___ 本文抜粋

実装コードよりもテストケースやテストの内容に対するレビューの方が多いこともあります。
弊社ではテストのカバレッジに対しての大きな拘りは特にありませんが、カバレッジよりも重要視していることがあります。
それは、そのテストが「守る」テストになっているかどうかです。通るべき時に通り、コケるべき時にコケるテストになっているかどうかが重要なのです。
例えば正常系の次のようなテストコードがあるとします。
const mockOnSuccessCallback = jest.fn();
const mockOnErrorCallback = jest.fn();
const { result } = renderHook(() => useHoge({ onSuccessCallback: mockOnSuccessCallback, onErrorCallback: mockOnErrorCallback }));
act(() => {
result.current.handleSubmit();
});
expect(mockOnSuccessCallback).toHaveBeenCalledWith('test');
hooksの関数を実行し、成功時に引数で渡したコールバック関数が実行されることを確認しています。
一見何の変哲もないテストコードですが、このテストコードには次の視点が抜けており、守るテストとしては不十分なのです。

______
___ 抽出データ

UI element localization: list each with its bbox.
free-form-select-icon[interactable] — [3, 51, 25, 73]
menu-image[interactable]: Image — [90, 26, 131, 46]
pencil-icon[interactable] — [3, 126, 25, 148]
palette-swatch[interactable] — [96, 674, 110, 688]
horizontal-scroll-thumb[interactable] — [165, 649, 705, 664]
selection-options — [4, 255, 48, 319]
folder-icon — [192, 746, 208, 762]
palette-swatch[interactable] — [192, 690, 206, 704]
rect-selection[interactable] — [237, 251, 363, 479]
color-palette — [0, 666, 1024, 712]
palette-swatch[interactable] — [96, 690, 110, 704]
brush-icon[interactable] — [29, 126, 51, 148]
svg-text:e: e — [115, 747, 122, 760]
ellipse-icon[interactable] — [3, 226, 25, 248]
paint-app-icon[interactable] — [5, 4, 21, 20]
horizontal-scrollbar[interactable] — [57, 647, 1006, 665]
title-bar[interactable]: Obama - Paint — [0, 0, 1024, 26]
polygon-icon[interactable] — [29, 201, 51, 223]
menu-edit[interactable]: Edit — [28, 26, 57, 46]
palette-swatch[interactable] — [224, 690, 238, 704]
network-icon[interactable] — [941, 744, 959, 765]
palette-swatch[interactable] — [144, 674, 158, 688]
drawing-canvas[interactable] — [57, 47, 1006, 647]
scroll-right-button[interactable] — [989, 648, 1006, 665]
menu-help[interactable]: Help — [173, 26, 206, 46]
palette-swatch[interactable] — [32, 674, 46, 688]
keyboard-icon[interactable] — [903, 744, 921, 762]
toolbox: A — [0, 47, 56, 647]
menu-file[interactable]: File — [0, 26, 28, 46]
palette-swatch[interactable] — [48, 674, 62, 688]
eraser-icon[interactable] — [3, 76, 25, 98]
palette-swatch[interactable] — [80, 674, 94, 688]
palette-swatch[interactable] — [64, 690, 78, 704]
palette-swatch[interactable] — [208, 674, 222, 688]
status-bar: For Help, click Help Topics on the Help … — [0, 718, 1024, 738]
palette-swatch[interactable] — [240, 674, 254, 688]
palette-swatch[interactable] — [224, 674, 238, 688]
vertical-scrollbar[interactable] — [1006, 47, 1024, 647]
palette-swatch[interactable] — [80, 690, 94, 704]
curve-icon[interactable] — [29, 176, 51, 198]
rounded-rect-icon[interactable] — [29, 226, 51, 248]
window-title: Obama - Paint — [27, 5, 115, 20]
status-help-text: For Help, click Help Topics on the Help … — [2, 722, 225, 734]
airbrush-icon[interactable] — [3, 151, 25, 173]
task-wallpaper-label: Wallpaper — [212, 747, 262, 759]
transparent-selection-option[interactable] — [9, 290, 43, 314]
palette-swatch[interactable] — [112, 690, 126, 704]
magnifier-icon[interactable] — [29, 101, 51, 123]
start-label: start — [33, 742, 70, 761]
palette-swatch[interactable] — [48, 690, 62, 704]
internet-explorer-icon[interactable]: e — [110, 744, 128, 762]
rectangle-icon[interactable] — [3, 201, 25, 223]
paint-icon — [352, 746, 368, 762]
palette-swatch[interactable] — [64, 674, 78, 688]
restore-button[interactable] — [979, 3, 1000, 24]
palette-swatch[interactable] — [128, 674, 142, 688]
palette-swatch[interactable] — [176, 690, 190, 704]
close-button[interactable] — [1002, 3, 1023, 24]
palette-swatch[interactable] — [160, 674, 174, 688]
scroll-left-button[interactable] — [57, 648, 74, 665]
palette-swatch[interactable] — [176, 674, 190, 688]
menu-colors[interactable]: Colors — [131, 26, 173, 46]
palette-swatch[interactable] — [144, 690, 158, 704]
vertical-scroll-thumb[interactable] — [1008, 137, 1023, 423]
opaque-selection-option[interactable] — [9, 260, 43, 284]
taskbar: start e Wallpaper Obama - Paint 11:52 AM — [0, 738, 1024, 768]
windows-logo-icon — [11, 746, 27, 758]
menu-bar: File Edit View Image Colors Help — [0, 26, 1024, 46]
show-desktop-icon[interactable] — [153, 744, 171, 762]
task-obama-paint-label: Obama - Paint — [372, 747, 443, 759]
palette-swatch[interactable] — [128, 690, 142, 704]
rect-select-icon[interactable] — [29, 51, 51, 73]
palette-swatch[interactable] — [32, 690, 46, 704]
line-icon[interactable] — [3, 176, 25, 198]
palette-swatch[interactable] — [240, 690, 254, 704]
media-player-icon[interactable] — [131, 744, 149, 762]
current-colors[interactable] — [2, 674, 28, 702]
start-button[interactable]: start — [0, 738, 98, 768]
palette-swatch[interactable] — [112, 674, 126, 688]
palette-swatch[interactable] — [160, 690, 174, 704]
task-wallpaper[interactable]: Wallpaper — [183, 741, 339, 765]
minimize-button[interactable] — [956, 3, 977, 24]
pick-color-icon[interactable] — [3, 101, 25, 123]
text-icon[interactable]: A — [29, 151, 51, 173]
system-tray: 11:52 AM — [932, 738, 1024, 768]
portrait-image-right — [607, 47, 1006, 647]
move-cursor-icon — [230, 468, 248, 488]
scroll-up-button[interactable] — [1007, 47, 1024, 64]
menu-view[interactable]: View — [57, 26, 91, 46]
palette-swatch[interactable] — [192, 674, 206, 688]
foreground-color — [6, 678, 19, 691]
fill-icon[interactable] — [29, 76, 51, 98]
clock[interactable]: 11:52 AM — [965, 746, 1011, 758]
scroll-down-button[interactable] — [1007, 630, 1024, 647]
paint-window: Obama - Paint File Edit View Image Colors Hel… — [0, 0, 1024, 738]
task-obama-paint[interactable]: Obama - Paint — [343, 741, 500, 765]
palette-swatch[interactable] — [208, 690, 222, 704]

______

課題の目的 →
本文抜粋によると、弊社がテストのカバレッジよりも重要視していることは何ですか。 これらの項目は本文抜粋の内容とは関係ありません。

あなたの解答 →
そのテストが「守る」テストになっているかどうかです。